• _Objetivo 1_
Reproduza o trecho do artigo sobre o crime em Cleveland a partir de "Ariel Castro já" até "reagiu com choque.", inclusive.

= = = =

Saltar para o conteúdo principal Saltar para o menu
 
 

Lista de textos do jornal de hoje Navegue por editoria

Mundo

  • Tamanho da Letra  
  • Comunicar Erros  
  • Imprimir  

Opinião

Cleveland festeja, mas crime deixa questões perturbadoras

PHILIP MORRIS ESPECIAL PARA A FOLHA

Ariel Castro já estava para enfrentar uma audiência de demissão quando completou seu último percurso como motorista de ônibus escolar em Cleveland, em outubro do ano passado.

A última parada de passageiros ficava no quarteirão 2.700 da Loop Drive, uma rua íngreme que passa por um conjunto de habitação popular no oeste da cidade. Um menino de dez anos desceu.

Quando Latricia, a mãe do menino, soube, horas depois de o motorista ser acusado de múltiplos sequestros e crimes sexuais, que seu filho foi a última criança a estar sozinha em um ônibus com Castro, a reação dela foi ruidosa, temerosa e combativa.

"Ele encostou a mão em você?", perguntou, gritando, ao filho, que reagiu com choque.

"Aquele homem encostou a mão em você, ou te disse alguma coisa?", ela praticamente gritou para o menino, aluno de quarta série.

"Não, mamãe, ele não encostou em mim, eu juro. Nem sabia que era ele", respondeu o menino, assustado.

As perversões de Castro não parecem ter incluído meninos negros que ainda não chegaram à adolescência.

Mas imagino que todos os pais cujos filhos tomavam ônibus escolares nas rotas atendidas por ele tenham feito aos seus filhos o mesmo tipo de pergunta incômoda.

= = = =

• _Objetivo 2_
Na listagem, troque "comment-time" por "comment-timestamp" da linha com "like-count-badge[interactable]: 1 <box>864 1391" até a linha com "comment-time: 1 ч. <box>193 444 254 486</box>", inclusive. Apresente somente essas linhas, sem nenhuma outra alteração.

[Registros de elementos e coordenadas]
= = = =

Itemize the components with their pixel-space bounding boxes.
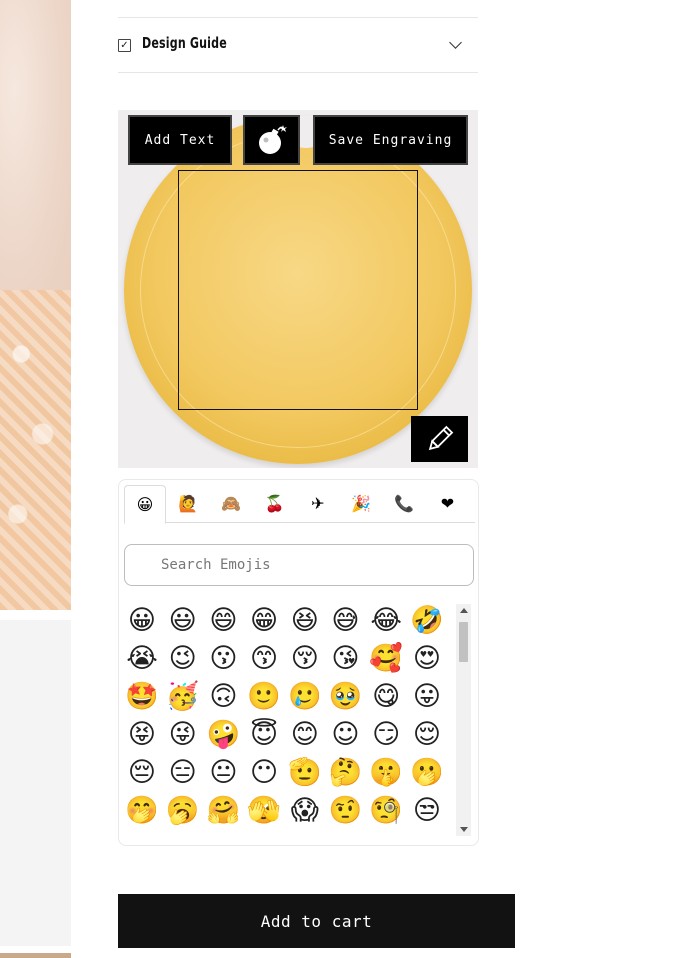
bomb-icon [258, 125, 287, 154]
emoji-category-tabs: 😀 🙋 🙈 🍒 ✈ 🎉 📞 ❤ [124, 485, 475, 524]
emoji-item[interactable]: 😃 [166, 604, 200, 638]
emoji-item[interactable]: 😔 [125, 756, 159, 790]
emoji-grid: 😀 😃 😄 😁 😆 😅 😂 🤣 😭 😉 😗 😙 😚 😘 🥰 😍 🤩 🥳 🙃 🙂 🥲 🥹 😋 😛 😝 😜 🤪 😇 😊 ☺ 😏 😌 😔 😑 😐 😶 🫡 🤔 🤫 🫢… [125, 604, 455, 836]
emoji-item[interactable]: 😆 [288, 604, 322, 638]
product-photo-bottom[interactable] [0, 953, 71, 958]
emoji-item[interactable]: 🫣 [247, 794, 281, 828]
pencil-icon [428, 425, 453, 451]
emoji-item[interactable]: 😗 [206, 642, 240, 676]
emoji-item[interactable]: 😉 [166, 642, 200, 676]
travel-icon[interactable]: ✈ [297, 485, 339, 523]
product-photo-top[interactable] [0, 0, 71, 610]
emoji-item[interactable]: 😌 [410, 718, 444, 752]
emoji-item[interactable]: 😭 [125, 642, 159, 676]
emoji-item[interactable]: 😝 [125, 718, 159, 752]
activities-icon[interactable]: 🎉 [340, 485, 382, 523]
emoji-item[interactable]: 😏 [369, 718, 403, 752]
emoji-item[interactable]: 🥱 [166, 794, 200, 828]
emoji-item[interactable]: 😋 [369, 680, 403, 714]
emoji-item[interactable]: 🙃 [206, 680, 240, 714]
emoji-item[interactable]: 🤨 [329, 794, 363, 828]
emoji-item[interactable]: 😇 [247, 718, 281, 752]
scroll-up-arrow-icon[interactable] [460, 608, 468, 613]
emoji-item[interactable]: 😁 [247, 604, 281, 638]
emoji-item[interactable]: 😱 [288, 794, 322, 828]
emoji-item[interactable]: 🫡 [288, 756, 322, 790]
emoji-item[interactable]: 😐 [206, 756, 240, 790]
emoji-item[interactable]: 🥲 [288, 680, 322, 714]
photo-fabric-area [0, 290, 71, 610]
scrollbar-thumb[interactable] [459, 622, 468, 662]
scroll-down-arrow-icon[interactable] [460, 827, 468, 832]
emoji-item[interactable]: 😙 [247, 642, 281, 676]
engraving-canvas: Add Text Save Engraving [118, 110, 478, 468]
product-page: ✓ Design Guide Add Text Save Engraving 😀… [0, 0, 673, 958]
checkbox-icon: ✓ [118, 39, 131, 52]
bomb-button[interactable] [243, 115, 300, 165]
emoji-item[interactable]: 🤔 [329, 756, 363, 790]
chevron-down-icon [449, 36, 462, 49]
emoji-item[interactable]: 🤪 [206, 718, 241, 752]
emoji-item[interactable]: 🤣 [410, 604, 444, 638]
emoji-item[interactable]: 🤩 [125, 680, 159, 714]
edit-button[interactable] [411, 416, 468, 462]
emoji-item[interactable]: 😘 [329, 642, 363, 676]
emoji-item[interactable]: 🥳 [166, 680, 200, 714]
people-icon[interactable]: 🙋 [167, 485, 209, 523]
animals-icon[interactable]: 🙈 [210, 485, 252, 523]
emoji-item[interactable]: 🥰 [369, 642, 403, 676]
product-photo-middle[interactable] [0, 620, 71, 946]
symbols-icon[interactable]: ❤ [426, 485, 468, 523]
emoji-item[interactable]: 😊 [288, 718, 322, 752]
emoji-picker: 😀🙋🙈🍒✈🎉📞❤ 😀😃😄😁😆😅😂🤣😭😉😗😙😚😘🥰😍🤩🥳🙃🙂🥲🥹😋😛😝😜🤪😇😊☺😏… [118, 479, 479, 846]
emoji-item[interactable]: 🤗 [206, 794, 241, 828]
emoji-search-input[interactable] [124, 544, 474, 586]
engraving-area[interactable] [178, 170, 418, 410]
emoji-item[interactable]: 😒 [410, 794, 444, 828]
emoji-item[interactable]: 😚 [288, 642, 322, 676]
emoji-item[interactable]: 🤫 [369, 756, 403, 790]
add-text-button[interactable]: Add Text [128, 115, 232, 165]
objects-icon[interactable]: 📞 [383, 485, 425, 523]
accordion-title: Design Guide [142, 34, 227, 52]
emoji-item[interactable]: 😶 [247, 756, 281, 790]
emoji-item[interactable]: 🥹 [329, 680, 363, 714]
emoji-item[interactable]: 🧐 [369, 794, 403, 828]
emoji-item[interactable]: 😄 [206, 604, 240, 638]
emoji-item[interactable]: 😍 [410, 642, 444, 676]
emoji-item[interactable]: 😛 [410, 680, 444, 714]
emoji-scrollbar[interactable] [456, 604, 471, 836]
emoji-item[interactable]: 🤭 [125, 794, 159, 828]
save-engraving-button[interactable]: Save Engraving [313, 115, 468, 165]
add-to-cart-button[interactable]: Add to cart [118, 894, 515, 948]
emoji-item[interactable]: 🫢 [410, 756, 444, 790]
emoji-item[interactable]: 😅 [329, 604, 363, 638]
emoji-item[interactable]: 😑 [166, 756, 200, 790]
emoji-item[interactable]: 😀 [125, 604, 159, 638]
emoji-item[interactable]: 😜 [166, 718, 200, 752]
design-guide-accordion[interactable]: ✓ Design Guide [118, 17, 478, 73]
food-icon[interactable]: 🍒 [254, 485, 296, 523]
smileys-icon[interactable]: 😀 [124, 485, 166, 524]
photo-skin-area [0, 0, 71, 300]
emoji-item[interactable]: ☺ [329, 718, 363, 752]
emoji-item[interactable]: 🙂 [247, 680, 281, 714]
emoji-item[interactable]: 😂 [369, 604, 403, 638]
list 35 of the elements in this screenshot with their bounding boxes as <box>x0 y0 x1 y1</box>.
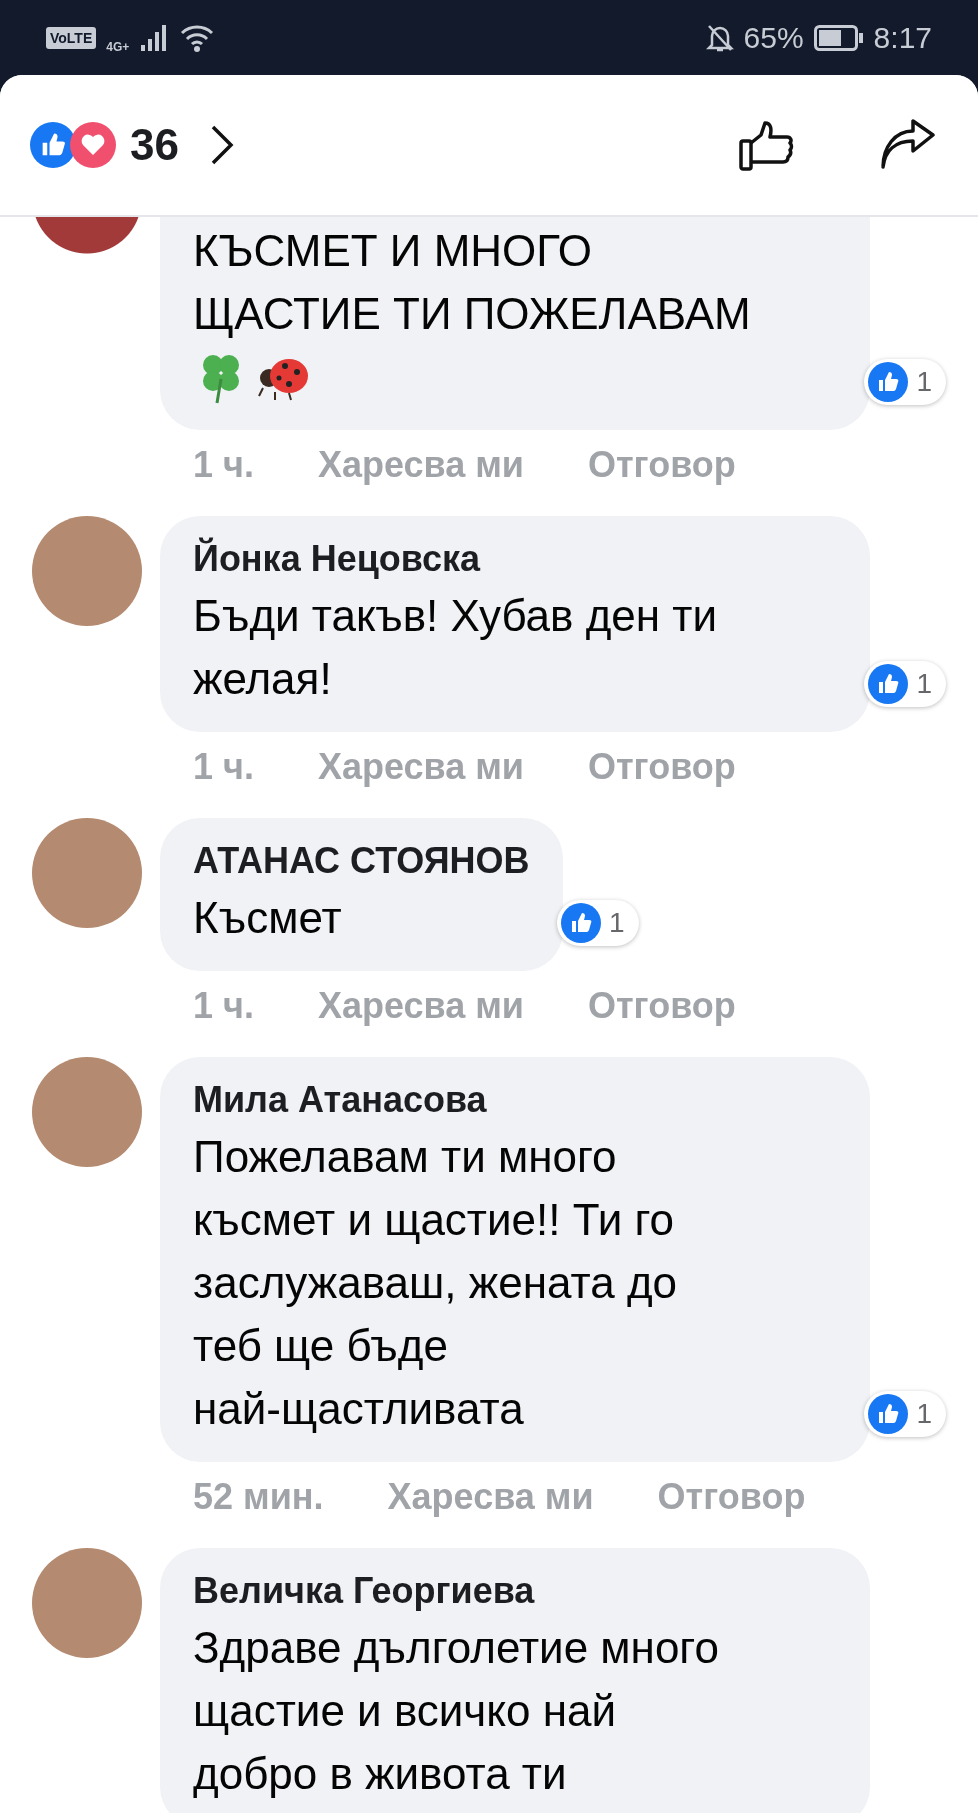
like-count-badge[interactable]: 1 <box>864 1391 946 1437</box>
heart-reaction-icon <box>70 122 116 168</box>
like-count: 1 <box>609 907 625 939</box>
like-reaction-icon <box>30 122 76 168</box>
author-name[interactable]: Мила Атанасова <box>193 1075 837 1125</box>
like-count-badge[interactable]: 1 <box>864 661 946 707</box>
comment-text: КЪСМЕТ И МНОГО ЩАСТИЕ ТИ ПОЖЕЛАВАМ <box>193 225 752 340</box>
like-icon <box>868 664 909 704</box>
like-count-badge[interactable]: 1 <box>557 900 639 946</box>
comment-time: 52 мин. <box>193 1476 324 1518</box>
network-type: 4G+ <box>106 39 130 54</box>
clock-time: 8:17 <box>873 20 932 55</box>
comment-time: 1 ч. <box>193 985 254 1027</box>
battery-percent: 65% <box>743 20 804 55</box>
author-name[interactable]: АТАНАС СТОЯНОВ <box>193 836 530 886</box>
like-count: 1 <box>916 366 932 398</box>
comment-time: 1 ч. <box>193 746 254 788</box>
reaction-count[interactable]: 36 <box>130 120 179 170</box>
comment-time: 1 ч. <box>193 444 254 486</box>
like-icon <box>868 1394 909 1434</box>
like-count: 1 <box>916 668 932 700</box>
like-count: 1 <box>916 1398 932 1430</box>
like-icon <box>561 903 602 943</box>
thumbs-up-icon[interactable] <box>739 119 795 171</box>
share-icon[interactable] <box>880 119 936 171</box>
comment-text: Здраве дълголетие много щастие и всичко най добро в живота ти <box>193 1622 720 1800</box>
comment-text: Късмет <box>193 892 343 944</box>
author-name[interactable]: Йонка Нецовска <box>193 534 837 584</box>
volte-indicator: VoLTE <box>46 26 97 49</box>
author-name[interactable]: Величка Георгиева <box>193 1566 837 1616</box>
comment-text: Пожелавам ти много късмет и щастие!! Ти го заслужаваш, жената до теб ще бъде най-щастливата <box>193 1131 679 1435</box>
battery-icon <box>813 24 864 51</box>
like-count-badge[interactable]: 1 <box>864 359 946 405</box>
comment-text: Бъди такъв! Хубав ден ти желая! <box>193 590 719 705</box>
like-icon <box>868 362 909 402</box>
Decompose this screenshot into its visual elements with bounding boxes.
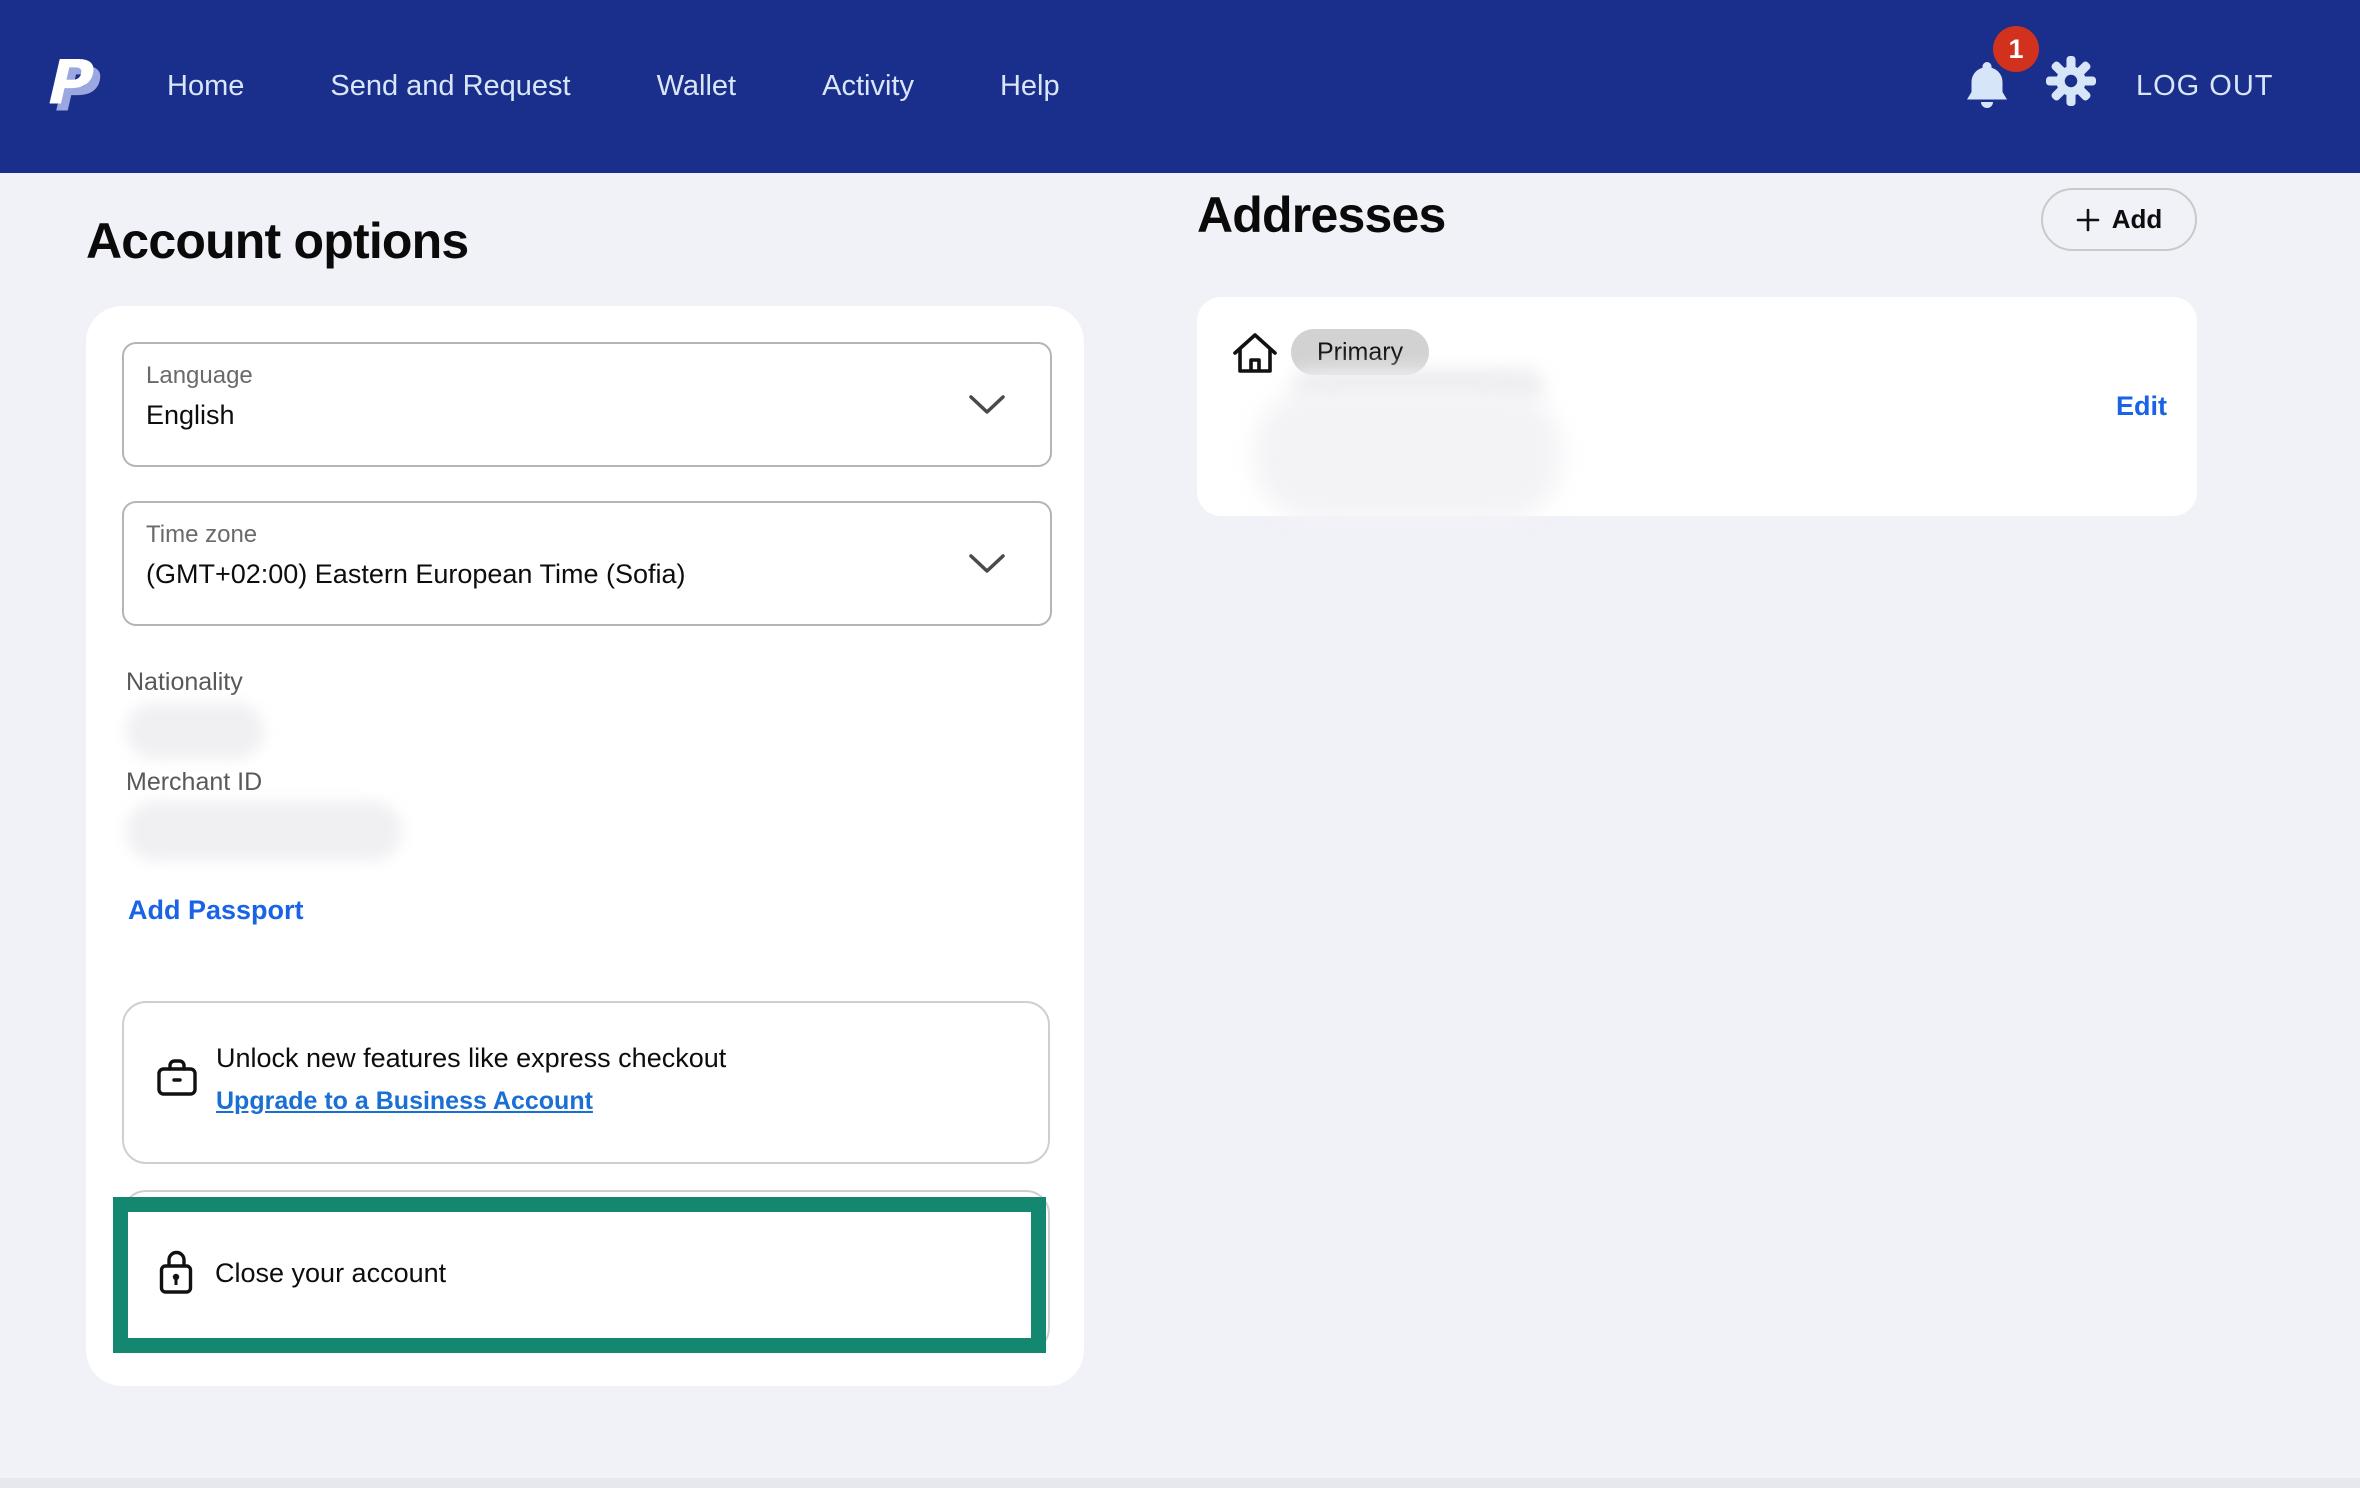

= = = =

• _Resposta completa 1_
Ariel Castro já estava para enfrentar uma audiência de demissão quando completou seu último percurso como motorista de ônibus escolar em Cleveland, em outubro do ano passado.

A última parada de passageiros ficava no quarteirão 2.700 da Loop Drive, uma rua íngreme que passa por um conjunto de habitação popular no oeste da cidade. Um menino de dez anos desceu.

Quando Latricia, a mãe do menino, soube, horas depois de o motorista ser acusado de múltiplos sequestros e crimes sexuais, que seu filho foi a última criança a estar sozinha em um ônibus com Castro, a reação dela foi ruidosa, temerosa e combativa.

"Ele encostou a mão em você?", perguntou, gritando, ao filho, que reagiu com choque.

• _Resposta completa 2_
like-count-badge[interactable]: 1 <box>864 1391 946 1437</box>
heart-reaction-icon <box>70 122 116 168</box>
like-count: 1 <box>609 907 625 939</box>
like-reaction-icon <box>30 122 76 168</box>
author-name[interactable]: Мила Атанасова <box>193 1075 837 1125</box>
like-count-badge[interactable]: 1 <box>864 661 946 707</box>
comment-text: КЪСМЕТ И МНОГО ЩАСТИЕ ТИ ПОЖЕЛАВАМ <box>193 225 752 340</box>
like-icon <box>868 664 909 704</box>
like-count-badge[interactable]: 1 <box>557 900 639 946</box>
comment-timestamp: 52 мин. <box>193 1476 324 1518</box>
network-type: 4G+ <box>106 39 130 54</box>
clock-time: 8:17 <box>873 20 932 55</box>
comment-timestamp: 1 ч. <box>193 985 254 1027</box>
battery-percent: 65% <box>743 20 804 55</box>
author-name[interactable]: АТАНАС СТОЯНОВ <box>193 836 530 886</box>
like-count: 1 <box>916 366 932 398</box>
comment-timestamp: 1 ч. <box>193 746 254 788</box>
reaction-count[interactable]: 36 <box>130 120 179 170</box>
comment-timestamp: 1 ч. <box>193 444 254 486</box>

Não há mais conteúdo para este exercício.